> _What you are asked to do_
Write the entries out again exactly as they stand, but without the pictures.

> _Stored rows_
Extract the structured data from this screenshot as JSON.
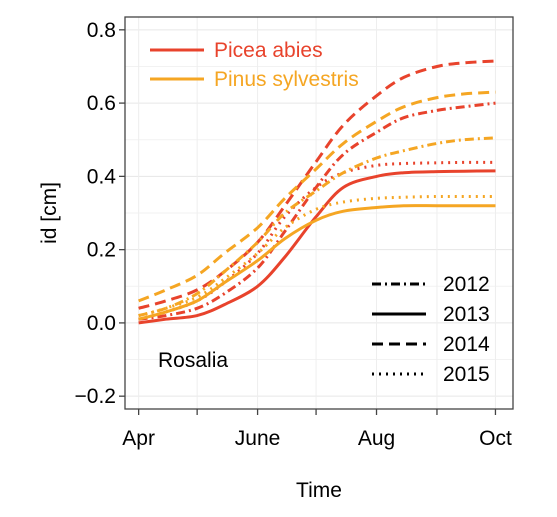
{
  "chart_data": {
    "type": "line",
    "xlabel": "Time",
    "ylabel": "id [cm]",
    "x_ticks": [
      "Apr",
      "June",
      "Aug",
      "Oct"
    ],
    "y_ticks": [
      "−0.2",
      "0.0",
      "0.2",
      "0.4",
      "0.6",
      "0.8"
    ],
    "xlim": [
      "2000-03-25",
      "2000-10-10"
    ],
    "ylim": [
      -0.235,
      0.835
    ],
    "grid": true,
    "annotation": "Rosalia",
    "species_legend": [
      {
        "name": "Picea abies",
        "color": "#e8432c"
      },
      {
        "name": "Pinus sylvestris",
        "color": "#f5a623"
      }
    ],
    "year_legend": [
      {
        "name": "2012",
        "dash": "dashdot"
      },
      {
        "name": "2013",
        "dash": "solid"
      },
      {
        "name": "2014",
        "dash": "dashed"
      },
      {
        "name": "2015",
        "dash": "dotted"
      }
    ],
    "x": [
      "2000-04-01",
      "2000-04-15",
      "2000-05-01",
      "2000-05-15",
      "2000-06-01",
      "2000-06-15",
      "2000-07-01",
      "2000-07-15",
      "2000-08-01",
      "2000-08-15",
      "2000-09-01",
      "2000-09-15",
      "2000-10-01"
    ],
    "series": [
      {
        "species": "Picea abies",
        "year": "2012",
        "color": "#e8432c",
        "dash": "dashdot",
        "values": [
          0.01,
          0.02,
          0.04,
          0.08,
          0.15,
          0.25,
          0.37,
          0.46,
          0.52,
          0.56,
          0.58,
          0.59,
          0.6
        ]
      },
      {
        "species": "Picea abies",
        "year": "2013",
        "color": "#e8432c",
        "dash": "solid",
        "values": [
          0.0,
          0.01,
          0.02,
          0.05,
          0.1,
          0.18,
          0.29,
          0.37,
          0.4,
          0.41,
          0.413,
          0.414,
          0.415
        ]
      },
      {
        "species": "Picea abies",
        "year": "2014",
        "color": "#e8432c",
        "dash": "dashed",
        "values": [
          0.04,
          0.06,
          0.09,
          0.14,
          0.22,
          0.32,
          0.44,
          0.54,
          0.62,
          0.67,
          0.7,
          0.71,
          0.715
        ]
      },
      {
        "species": "Picea abies",
        "year": "2015",
        "color": "#e8432c",
        "dash": "dotted",
        "values": [
          0.01,
          0.03,
          0.06,
          0.11,
          0.19,
          0.29,
          0.37,
          0.41,
          0.43,
          0.435,
          0.437,
          0.438,
          0.438
        ]
      },
      {
        "species": "Pinus sylvestris",
        "year": "2012",
        "color": "#f5a623",
        "dash": "dashdot",
        "values": [
          0.02,
          0.04,
          0.08,
          0.14,
          0.22,
          0.3,
          0.36,
          0.41,
          0.45,
          0.47,
          0.49,
          0.5,
          0.505
        ]
      },
      {
        "species": "Pinus sylvestris",
        "year": "2013",
        "color": "#f5a623",
        "dash": "solid",
        "values": [
          0.01,
          0.03,
          0.06,
          0.11,
          0.17,
          0.23,
          0.28,
          0.305,
          0.315,
          0.32,
          0.32,
          0.32,
          0.32
        ]
      },
      {
        "species": "Pinus sylvestris",
        "year": "2014",
        "color": "#f5a623",
        "dash": "dashed",
        "values": [
          0.06,
          0.09,
          0.13,
          0.19,
          0.26,
          0.34,
          0.42,
          0.49,
          0.55,
          0.59,
          0.615,
          0.625,
          0.63
        ]
      },
      {
        "species": "Pinus sylvestris",
        "year": "2015",
        "color": "#f5a623",
        "dash": "dotted",
        "values": [
          0.02,
          0.04,
          0.07,
          0.12,
          0.19,
          0.26,
          0.31,
          0.33,
          0.34,
          0.343,
          0.345,
          0.345,
          0.345
        ]
      }
    ]
  }
}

> _Task solution_
Extract the structured data from this screenshot as JSON.
{
  "chart_data": {
    "type": "line",
    "xlabel": "Time",
    "ylabel": "id [cm]",
    "x_ticks": [
      "Apr",
      "June",
      "Aug",
      "Oct"
    ],
    "y_ticks": [
      "−0.2",
      "0.0",
      "0.2",
      "0.4",
      "0.6",
      "0.8"
    ],
    "xlim": [
      "2000-03-25",
      "2000-10-10"
    ],
    "ylim": [
      -0.235,
      0.835
    ],
    "grid": true,
    "annotation": "Rosalia",
    "species_legend": [
      {
        "name": "Picea abies",
        "color": "#e8432c"
      },
      {
        "name": "Pinus sylvestris",
        "color": "#f5a623"
      }
    ],
    "year_legend": [
      {
        "name": "2012",
        "dash": "dashdot"
      },
      {
        "name": "2013",
        "dash": "solid"
      },
      {
        "name": "2014",
        "dash": "dashed"
      },
      {
        "name": "2015",
        "dash": "dotted"
      }
    ],
    "x": [
      "2000-04-01",
      "2000-04-15",
      "2000-05-01",
      "2000-05-15",
      "2000-06-01",
      "2000-06-15",
      "2000-07-01",
      "2000-07-15",
      "2000-08-01",
      "2000-08-15",
      "2000-09-01",
      "2000-09-15",
      "2000-10-01"
    ],
    "series": [
      {
        "species": "Picea abies",
        "year": "2012",
        "color": "#e8432c",
        "dash": "dashdot",
        "values": [
          0.01,
          0.02,
          0.04,
          0.08,
          0.15,
          0.25,
          0.37,
          0.46,
          0.52,
          0.56,
          0.58,
          0.59,
          0.6
        ]
      },
      {
        "species": "Picea abies",
        "year": "2013",
        "color": "#e8432c",
        "dash": "solid",
        "values": [
          0.0,
          0.01,
          0.02,
          0.05,
          0.1,
          0.18,
          0.29,
          0.37,
          0.4,
          0.41,
          0.413,
          0.414,
          0.415
        ]
      },
      {
        "species": "Picea abies",
        "year": "2014",
        "color": "#e8432c",
        "dash": "dashed",
        "values": [
          0.04,
          0.06,
          0.09,
          0.14,
          0.22,
          0.32,
          0.44,
          0.54,
          0.62,
          0.67,
          0.7,
          0.71,
          0.715
        ]
      },
      {
        "species": "Picea abies",
        "year": "2015",
        "color": "#e8432c",
        "dash": "dotted",
        "values": [
          0.01,
          0.03,
          0.06,
          0.11,
          0.19,
          0.29,
          0.37,
          0.41,
          0.43,
          0.435,
          0.437,
          0.438,
          0.438
        ]
      },
      {
        "species": "Pinus sylvestris",
        "year": "2012",
        "color": "#f5a623",
        "dash": "dashdot",
        "values": [
          0.02,
          0.04,
          0.08,
          0.14,
          0.22,
          0.3,
          0.36,
          0.41,
          0.45,
          0.47,
          0.49,
          0.5,
          0.505
        ]
      },
      {
        "species": "Pinus sylvestris",
        "year": "2013",
        "color": "#f5a623",
        "dash": "solid",
        "values": [
          0.01,
          0.03,
          0.06,
          0.11,
          0.17,
          0.23,
          0.28,
          0.305,
          0.315,
          0.32,
          0.32,
          0.32,
          0.32
        ]
      },
      {
        "species": "Pinus sylvestris",
        "year": "2014",
        "color": "#f5a623",
        "dash": "dashed",
        "values": [
          0.06,
          0.09,
          0.13,
          0.19,
          0.26,
          0.34,
          0.42,
          0.49,
          0.55,
          0.59,
          0.615,
          0.625,
          0.63
        ]
      },
      {
        "species": "Pinus sylvestris",
        "year": "2015",
        "color": "#f5a623",
        "dash": "dotted",
        "values": [
          0.02,
          0.04,
          0.07,
          0.12,
          0.19,
          0.26,
          0.31,
          0.33,
          0.34,
          0.343,
          0.345,
          0.345,
          0.345
        ]
      }
    ]
  }
}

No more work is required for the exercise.